═══ Given data

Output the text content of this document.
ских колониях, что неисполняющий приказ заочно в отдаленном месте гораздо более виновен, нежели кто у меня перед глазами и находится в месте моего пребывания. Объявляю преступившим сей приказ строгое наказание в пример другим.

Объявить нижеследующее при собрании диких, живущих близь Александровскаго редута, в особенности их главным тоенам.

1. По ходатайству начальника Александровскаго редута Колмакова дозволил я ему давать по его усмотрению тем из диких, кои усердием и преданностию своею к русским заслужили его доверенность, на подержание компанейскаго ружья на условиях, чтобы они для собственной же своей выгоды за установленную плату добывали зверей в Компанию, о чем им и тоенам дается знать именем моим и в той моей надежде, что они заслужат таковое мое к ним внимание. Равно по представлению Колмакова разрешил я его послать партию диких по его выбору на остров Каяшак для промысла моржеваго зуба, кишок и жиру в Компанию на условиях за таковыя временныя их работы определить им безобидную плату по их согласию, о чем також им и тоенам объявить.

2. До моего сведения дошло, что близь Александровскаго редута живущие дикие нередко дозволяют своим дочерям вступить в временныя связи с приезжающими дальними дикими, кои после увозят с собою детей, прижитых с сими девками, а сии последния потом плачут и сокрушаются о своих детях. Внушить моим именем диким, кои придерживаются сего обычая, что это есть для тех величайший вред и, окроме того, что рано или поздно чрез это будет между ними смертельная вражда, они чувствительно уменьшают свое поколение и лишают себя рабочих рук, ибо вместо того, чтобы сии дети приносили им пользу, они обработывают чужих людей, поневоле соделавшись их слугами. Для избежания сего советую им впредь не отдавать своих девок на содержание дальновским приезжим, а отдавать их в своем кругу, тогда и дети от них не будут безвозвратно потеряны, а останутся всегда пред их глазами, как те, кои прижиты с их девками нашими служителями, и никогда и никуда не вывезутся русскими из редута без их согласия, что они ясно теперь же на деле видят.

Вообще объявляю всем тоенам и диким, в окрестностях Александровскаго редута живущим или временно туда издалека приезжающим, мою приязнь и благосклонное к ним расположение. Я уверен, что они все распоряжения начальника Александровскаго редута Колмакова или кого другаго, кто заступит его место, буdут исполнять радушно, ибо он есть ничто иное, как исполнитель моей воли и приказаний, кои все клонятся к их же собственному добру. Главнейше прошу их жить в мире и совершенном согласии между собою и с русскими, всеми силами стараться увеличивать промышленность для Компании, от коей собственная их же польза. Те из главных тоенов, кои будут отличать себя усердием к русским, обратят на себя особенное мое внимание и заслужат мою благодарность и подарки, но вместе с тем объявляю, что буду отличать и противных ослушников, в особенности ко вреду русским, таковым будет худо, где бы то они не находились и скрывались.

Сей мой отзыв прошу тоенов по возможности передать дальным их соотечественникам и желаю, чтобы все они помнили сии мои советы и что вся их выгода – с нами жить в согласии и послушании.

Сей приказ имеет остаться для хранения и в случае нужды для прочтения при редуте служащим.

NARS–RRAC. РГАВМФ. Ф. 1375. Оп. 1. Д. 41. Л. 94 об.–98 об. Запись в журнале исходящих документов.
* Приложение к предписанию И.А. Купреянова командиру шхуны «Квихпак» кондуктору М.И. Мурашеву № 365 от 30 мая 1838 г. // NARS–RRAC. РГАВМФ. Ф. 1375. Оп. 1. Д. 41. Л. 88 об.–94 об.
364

══════

* _Exercise_: Quote the listing in full, please, keeping every line exact.

* _Exercise solution_:
Output the text content of this document.
ских колониях, что неисполняющий приказ заочно в отдаленном месте гораздо более виновен, нежели кто у меня перед глазами и находится в месте моего пребывания. Объявляю преступившим сей приказ строгое наказание в пример другим.

Объявить нижеследующее при собрании диких, живущих близь Александровскаго редута, в особенности их главным тоенам.

1. По ходатайству начальника Александровскаго редута Колмакова дозволил я ему давать по его усмотрению тем из диких, кои усердием и преданностию своею к русским заслужили его доверенность, на подержание компанейскаго ружья на условиях, чтобы они для собственной же своей выгоды за установленную плату добывали зверей в Компанию, о чем им и тоенам дается знать именем моим и в той моей надежде, что они заслужат таковое мое к ним внимание. Равно по представлению Колмакова разрешил я его послать партию диких по его выбору на остров Каяшак для промысла моржеваго зуба, кишок и жиру в Компанию на условиях за таковыя временныя их работы определить им безобидную плату по их согласию, о чем також им и тоенам объявить.

2. До моего сведения дошло, что близь Александровскаго редута живущие дикие нередко дозволяют своим дочерям вступить в временныя связи с приезжающими дальними дикими, кои после увозят с собою детей, прижитых с сими девками, а сии последния потом плачут и сокрушаются о своих детях. Внушить моим именем диким, кои придерживаются сего обычая, что это есть для тех величайший вред и, окроме того, что рано или поздно чрез это будет между ними смертельная вражда, они чувствительно уменьшают свое поколение и лишают себя рабочих рук, ибо вместо того, чтобы сии дети приносили им пользу, они обработывают чужих людей, поневоле соделавшись их слугами. Для избежания сего советую им впредь не отдавать своих девок на содержание дальновским приезжим, а отдавать их в своем кругу, тогда и дети от них не будут безвозвратно потеряны, а останутся всегда пред их глазами, как те, кои прижиты с их девками нашими служителями, и никогда и никуда не вывезутся русскими из редута без их согласия, что они ясно теперь же на деле видят.

Вообще объявляю всем тоенам и диким, в окрестностях Александровскаго редута живущим или временно туда издалека приезжающим, мою приязнь и благосклонное к ним расположение. Я уверен, что они все распоряжения начальника Александровскаго редута Колмакова или кого другаго, кто заступит его место, буdут исполнять радушно, ибо он есть ничто иное, как исполнитель моей воли и приказаний, кои все клонятся к их же собственному добру. Главнейше прошу их жить в мире и совершенном согласии между собою и с русскими, всеми силами стараться увеличивать промышленность для Компании, от коей собственная их же польза. Те из главных тоенов, кои будут отличать себя усердием к русским, обратят на себя особенное мое внимание и заслужат мою благодарность и подарки, но вместе с тем объявляю, что буду отличать и противных ослушников, в особенности ко вреду русским, таковым будет худо, где бы то они не находились и скрывались.

Сей мой отзыв прошу тоенов по возможности передать дальным их соотечественникам и желаю, чтобы все они помнили сии мои советы и что вся их выгода – с нами жить в согласии и послушании.

Сей приказ имеет остаться для хранения и в случае нужды для прочтения при редуте служащим.

NARS–RRAC. РГАВМФ. Ф. 1375. Оп. 1. Д. 41. Л. 94 об.–98 об. Запись в журнале исходящих документов.
* Приложение к предписанию И.А. Купреянова командиру шхуны «Квихпак» кондуктору М.И. Мурашеву № 365 от 30 мая 1838 г. // NARS–RRAC. РГАВМФ. Ф. 1375. Оп. 1. Д. 41. Л. 88 об.–94 об.
364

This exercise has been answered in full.